The listing that follows must be given again in full and exactly.

○ ○ ○ ○ ○

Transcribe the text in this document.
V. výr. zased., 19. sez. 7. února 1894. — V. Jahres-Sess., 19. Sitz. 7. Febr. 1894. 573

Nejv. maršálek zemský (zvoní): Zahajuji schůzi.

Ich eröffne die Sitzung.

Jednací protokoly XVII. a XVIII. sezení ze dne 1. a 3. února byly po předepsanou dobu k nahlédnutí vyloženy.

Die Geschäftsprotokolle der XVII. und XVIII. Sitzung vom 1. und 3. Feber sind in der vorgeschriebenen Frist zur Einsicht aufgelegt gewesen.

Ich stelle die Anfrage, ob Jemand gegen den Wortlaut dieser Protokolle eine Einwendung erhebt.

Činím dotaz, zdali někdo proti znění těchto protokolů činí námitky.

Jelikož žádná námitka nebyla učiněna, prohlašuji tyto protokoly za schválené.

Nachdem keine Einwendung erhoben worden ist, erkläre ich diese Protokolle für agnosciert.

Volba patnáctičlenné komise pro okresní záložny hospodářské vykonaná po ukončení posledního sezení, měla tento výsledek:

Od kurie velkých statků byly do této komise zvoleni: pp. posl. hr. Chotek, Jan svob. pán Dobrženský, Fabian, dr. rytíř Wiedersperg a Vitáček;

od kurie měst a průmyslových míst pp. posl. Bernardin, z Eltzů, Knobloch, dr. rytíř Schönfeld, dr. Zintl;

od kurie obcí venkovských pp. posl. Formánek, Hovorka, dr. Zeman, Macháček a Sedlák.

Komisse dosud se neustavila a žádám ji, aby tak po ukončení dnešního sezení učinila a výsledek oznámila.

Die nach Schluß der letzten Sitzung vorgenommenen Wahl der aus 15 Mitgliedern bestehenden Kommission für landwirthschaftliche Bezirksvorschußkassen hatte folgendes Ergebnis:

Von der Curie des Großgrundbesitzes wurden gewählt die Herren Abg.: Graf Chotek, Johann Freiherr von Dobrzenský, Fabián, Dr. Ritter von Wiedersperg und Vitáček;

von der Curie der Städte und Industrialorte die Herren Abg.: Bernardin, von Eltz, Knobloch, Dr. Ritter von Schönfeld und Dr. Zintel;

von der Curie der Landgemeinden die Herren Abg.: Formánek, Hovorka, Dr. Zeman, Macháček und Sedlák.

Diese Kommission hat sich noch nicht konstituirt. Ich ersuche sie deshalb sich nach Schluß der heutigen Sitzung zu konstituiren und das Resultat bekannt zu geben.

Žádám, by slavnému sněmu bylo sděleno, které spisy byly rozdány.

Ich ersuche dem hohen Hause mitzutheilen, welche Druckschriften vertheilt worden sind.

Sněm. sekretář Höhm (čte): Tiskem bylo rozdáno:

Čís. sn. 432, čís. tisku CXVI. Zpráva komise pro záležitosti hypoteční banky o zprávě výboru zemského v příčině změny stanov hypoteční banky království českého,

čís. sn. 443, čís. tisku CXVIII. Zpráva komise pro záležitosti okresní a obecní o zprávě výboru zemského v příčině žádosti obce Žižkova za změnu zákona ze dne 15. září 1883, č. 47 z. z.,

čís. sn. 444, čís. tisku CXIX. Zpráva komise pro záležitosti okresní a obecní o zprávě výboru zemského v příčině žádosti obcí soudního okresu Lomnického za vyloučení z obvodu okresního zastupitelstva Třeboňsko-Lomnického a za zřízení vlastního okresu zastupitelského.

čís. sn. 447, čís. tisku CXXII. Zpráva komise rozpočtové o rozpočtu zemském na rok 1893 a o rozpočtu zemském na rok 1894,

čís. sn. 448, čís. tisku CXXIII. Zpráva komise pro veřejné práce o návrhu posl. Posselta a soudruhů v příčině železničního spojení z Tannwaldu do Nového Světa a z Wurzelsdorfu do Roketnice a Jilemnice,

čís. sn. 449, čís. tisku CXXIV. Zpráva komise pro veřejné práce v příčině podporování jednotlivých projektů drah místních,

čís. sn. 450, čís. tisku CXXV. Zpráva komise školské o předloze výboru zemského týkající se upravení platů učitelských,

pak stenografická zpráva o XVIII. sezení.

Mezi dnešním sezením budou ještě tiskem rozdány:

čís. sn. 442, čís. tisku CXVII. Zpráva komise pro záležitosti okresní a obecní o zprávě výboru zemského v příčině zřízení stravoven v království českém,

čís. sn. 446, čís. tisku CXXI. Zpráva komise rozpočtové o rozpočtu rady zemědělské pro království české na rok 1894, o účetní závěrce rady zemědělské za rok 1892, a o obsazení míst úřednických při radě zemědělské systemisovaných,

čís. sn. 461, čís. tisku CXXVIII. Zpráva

○ ○ ○ ○ ○

_THE COMPLETED TASK_.
Transcribe the text in this document.
V. výr. zased., 19. sez. 7. února 1894. — V. Jahres-Sess., 19. Sitz. 7. Febr. 1894. 573

Nejv. maršálek zemský (zvoní): Zahajuji schůzi.

Ich eröffne die Sitzung.

Jednací protokoly XVII. a XVIII. sezení ze dne 1. a 3. února byly po předepsanou dobu k nahlédnutí vyloženy.

Die Geschäftsprotokolle der XVII. und XVIII. Sitzung vom 1. und 3. Feber sind in der vorgeschriebenen Frist zur Einsicht aufgelegt gewesen.

Ich stelle die Anfrage, ob Jemand gegen den Wortlaut dieser Protokolle eine Einwendung erhebt.

Činím dotaz, zdali někdo proti znění těchto protokolů činí námitky.

Jelikož žádná námitka nebyla učiněna, prohlašuji tyto protokoly za schválené.

Nachdem keine Einwendung erhoben worden ist, erkläre ich diese Protokolle für agnosciert.

Volba patnáctičlenné komise pro okresní záložny hospodářské vykonaná po ukončení posledního sezení, měla tento výsledek:

Od kurie velkých statků byly do této komise zvoleni: pp. posl. hr. Chotek, Jan svob. pán Dobrženský, Fabian, dr. rytíř Wiedersperg a Vitáček;

od kurie měst a průmyslových míst pp. posl. Bernardin, z Eltzů, Knobloch, dr. rytíř Schönfeld, dr. Zintl;

od kurie obcí venkovských pp. posl. Formánek, Hovorka, dr. Zeman, Macháček a Sedlák.

Komisse dosud se neustavila a žádám ji, aby tak po ukončení dnešního sezení učinila a výsledek oznámila.

Die nach Schluß der letzten Sitzung vorgenommenen Wahl der aus 15 Mitgliedern bestehenden Kommission für landwirthschaftliche Bezirksvorschußkassen hatte folgendes Ergebnis:

Von der Curie des Großgrundbesitzes wurden gewählt die Herren Abg.: Graf Chotek, Johann Freiherr von Dobrzenský, Fabián, Dr. Ritter von Wiedersperg und Vitáček;

von der Curie der Städte und Industrialorte die Herren Abg.: Bernardin, von Eltz, Knobloch, Dr. Ritter von Schönfeld und Dr. Zintel;

von der Curie der Landgemeinden die Herren Abg.: Formánek, Hovorka, Dr. Zeman, Macháček und Sedlák.

Diese Kommission hat sich noch nicht konstituirt. Ich ersuche sie deshalb sich nach Schluß der heutigen Sitzung zu konstituiren und das Resultat bekannt zu geben.

Žádám, by slavnému sněmu bylo sděleno, které spisy byly rozdány.

Ich ersuche dem hohen Hause mitzutheilen, welche Druckschriften vertheilt worden sind.

Sněm. sekretář Höhm (čte): Tiskem bylo rozdáno:

Čís. sn. 432, čís. tisku CXVI. Zpráva komise pro záležitosti hypoteční banky o zprávě výboru zemského v příčině změny stanov hypoteční banky království českého,

čís. sn. 443, čís. tisku CXVIII. Zpráva komise pro záležitosti okresní a obecní o zprávě výboru zemského v příčině žádosti obce Žižkova za změnu zákona ze dne 15. září 1883, č. 47 z. z.,

čís. sn. 444, čís. tisku CXIX. Zpráva komise pro záležitosti okresní a obecní o zprávě výboru zemského v příčině žádosti obcí soudního okresu Lomnického za vyloučení z obvodu okresního zastupitelstva Třeboňsko-Lomnického a za zřízení vlastního okresu zastupitelského.

čís. sn. 447, čís. tisku CXXII. Zpráva komise rozpočtové o rozpočtu zemském na rok 1893 a o rozpočtu zemském na rok 1894,

čís. sn. 448, čís. tisku CXXIII. Zpráva komise pro veřejné práce o návrhu posl. Posselta a soudruhů v příčině železničního spojení z Tannwaldu do Nového Světa a z Wurzelsdorfu do Roketnice a Jilemnice,

čís. sn. 449, čís. tisku CXXIV. Zpráva komise pro veřejné práce v příčině podporování jednotlivých projektů drah místních,

čís. sn. 450, čís. tisku CXXV. Zpráva komise školské o předloze výboru zemského týkající se upravení platů učitelských,

pak stenografická zpráva o XVIII. sezení.

Mezi dnešním sezením budou ještě tiskem rozdány:

čís. sn. 442, čís. tisku CXVII. Zpráva komise pro záležitosti okresní a obecní o zprávě výboru zemského v příčině zřízení stravoven v království českém,

čís. sn. 446, čís. tisku CXXI. Zpráva komise rozpočtové o rozpočtu rady zemědělské pro království české na rok 1894, o účetní závěrce rady zemědělské za rok 1892, a o obsazení míst úřednických při radě zemědělské systemisovaných,

čís. sn. 461, čís. tisku CXXVIII. Zpráva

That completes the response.